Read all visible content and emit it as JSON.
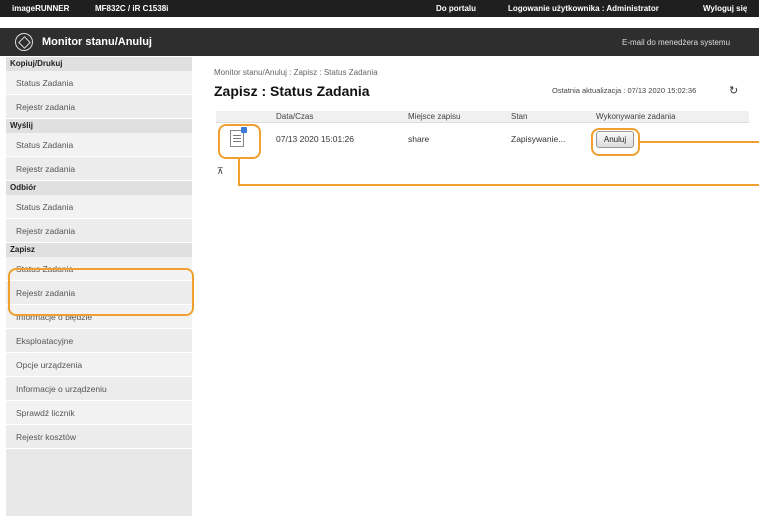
{
  "topbar": {
    "brand": "imageRUNNER",
    "model": "MF832C / iR C1538i",
    "portal_link": "Do portalu",
    "login_info": "Logowanie użytkownika : Administrator",
    "logout_link": "Wyloguj się"
  },
  "header": {
    "title": "Monitor stanu/Anuluj",
    "email_link": "E-mail do menedżera systemu"
  },
  "sidebar": {
    "sections": [
      {
        "label": "Kopiuj/Drukuj",
        "items": [
          "Status Zadania",
          "Rejestr zadania"
        ]
      },
      {
        "label": "Wyślij",
        "items": [
          "Status Zadania",
          "Rejestr zadania"
        ]
      },
      {
        "label": "Odbiór",
        "items": [
          "Status Zadania",
          "Rejestr zadania"
        ]
      },
      {
        "label": "Zapisz",
        "items": [
          "Status Zadania",
          "Rejestr zadania"
        ]
      }
    ],
    "extra_items": [
      "Informacje o błędzie",
      "Eksploatacyjne",
      "Opcje urządzenia",
      "Informacje o urządzeniu",
      "Sprawdź licznik",
      "Rejestr kosztów"
    ]
  },
  "main": {
    "breadcrumb": "Monitor stanu/Anuluj : Zapisz : Status Zadania",
    "page_title": "Zapisz : Status Zadania",
    "last_update": "Ostatnia aktualizacja : 07/13 2020 15:02:36",
    "refresh_icon": "refresh-icon",
    "table": {
      "columns": [
        "Data/Czas",
        "Miejsce zapisu",
        "Stan",
        "Wykonywanie zadania"
      ],
      "rows": [
        {
          "datetime": "07/13 2020 15:01:26",
          "location": "share",
          "status": "Zapisywanie...",
          "action_label": "Anuluj"
        }
      ]
    },
    "top_arrow_icon": "back-to-top-icon"
  },
  "colors": {
    "highlight": "#f0a030",
    "topbar_bg": "#1f1f1f",
    "titlebar_bg": "#2e2e2e",
    "sidebar_bg": "#e8e8e8"
  }
}
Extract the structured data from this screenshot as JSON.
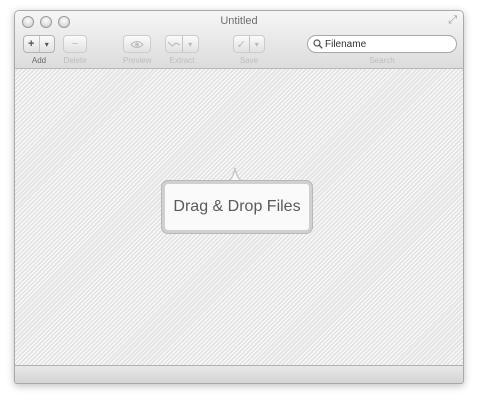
{
  "window": {
    "title": "Untitled"
  },
  "toolbar": {
    "add": {
      "label": "Add",
      "glyph": "+",
      "menu_glyph": "▾"
    },
    "delete": {
      "label": "Delete",
      "glyph": "−"
    },
    "preview": {
      "label": "Preview",
      "icon": "eye-icon"
    },
    "extract": {
      "label": "Extract",
      "icon": "extract-icon",
      "menu_glyph": "▾"
    },
    "save": {
      "label": "Save",
      "glyph": "✓",
      "menu_glyph": "▾"
    }
  },
  "search": {
    "label": "Search",
    "placeholder": "Filename",
    "icon": "magnifier-icon"
  },
  "dropzone": {
    "text": "Drag & Drop Files"
  }
}
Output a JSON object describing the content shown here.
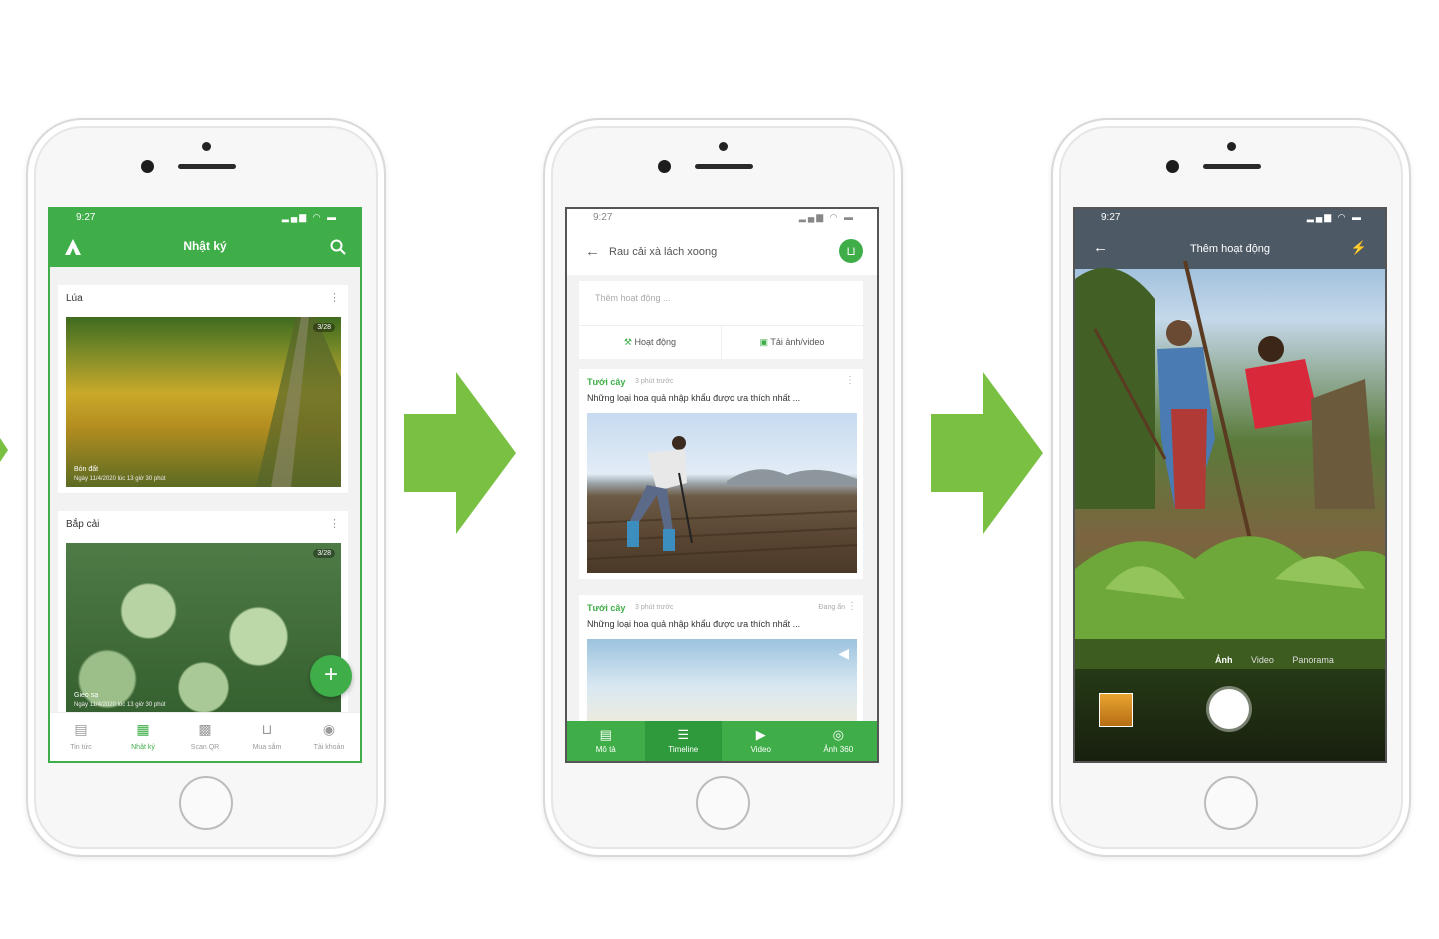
{
  "colors": {
    "brand_green": "#3fae49",
    "arrow_green": "#7ac143"
  },
  "phone1": {
    "status_time": "9:27",
    "app_title": "Nhật ký",
    "cards": [
      {
        "title": "Lúa",
        "badge": "3/28",
        "caption": "Bón đất",
        "sub": "Ngày 11/4/2020 lúc 13 giờ 30 phút"
      },
      {
        "title": "Bắp cải",
        "badge": "3/28",
        "caption": "Gieo sạ",
        "sub": "Ngày 11/4/2020 lúc 13 giờ 30 phút"
      }
    ],
    "nav": [
      "Tin tức",
      "Nhật ký",
      "Scan QR",
      "Mua sắm",
      "Tài khoản"
    ]
  },
  "phone2": {
    "status_time": "9:27",
    "header_title": "Rau cải xà lách xoong",
    "add_placeholder": "Thêm hoạt động ...",
    "actions": [
      "Hoạt động",
      "Tải ảnh/video"
    ],
    "posts": [
      {
        "tag": "Tưới cây",
        "time": "3 phút trước",
        "text": "Những loại hoa quả nhập khẩu được ưa thích nhất ...",
        "status": ""
      },
      {
        "tag": "Tưới cây",
        "time": "3 phút trước",
        "text": "Những loại hoa quả nhập khẩu được ưa thích nhất ...",
        "status": "Đang ẩn"
      }
    ],
    "tabs": [
      "Mô tả",
      "Timeline",
      "Video",
      "Ảnh 360"
    ]
  },
  "phone3": {
    "status_time": "9:27",
    "header_title": "Thêm hoạt động",
    "modes": [
      "Ảnh",
      "Video",
      "Panorama"
    ]
  }
}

*Written problem:*
Count every line in the entries above where the word "icon" appears; respond with the number alone.

*Full solution:*
5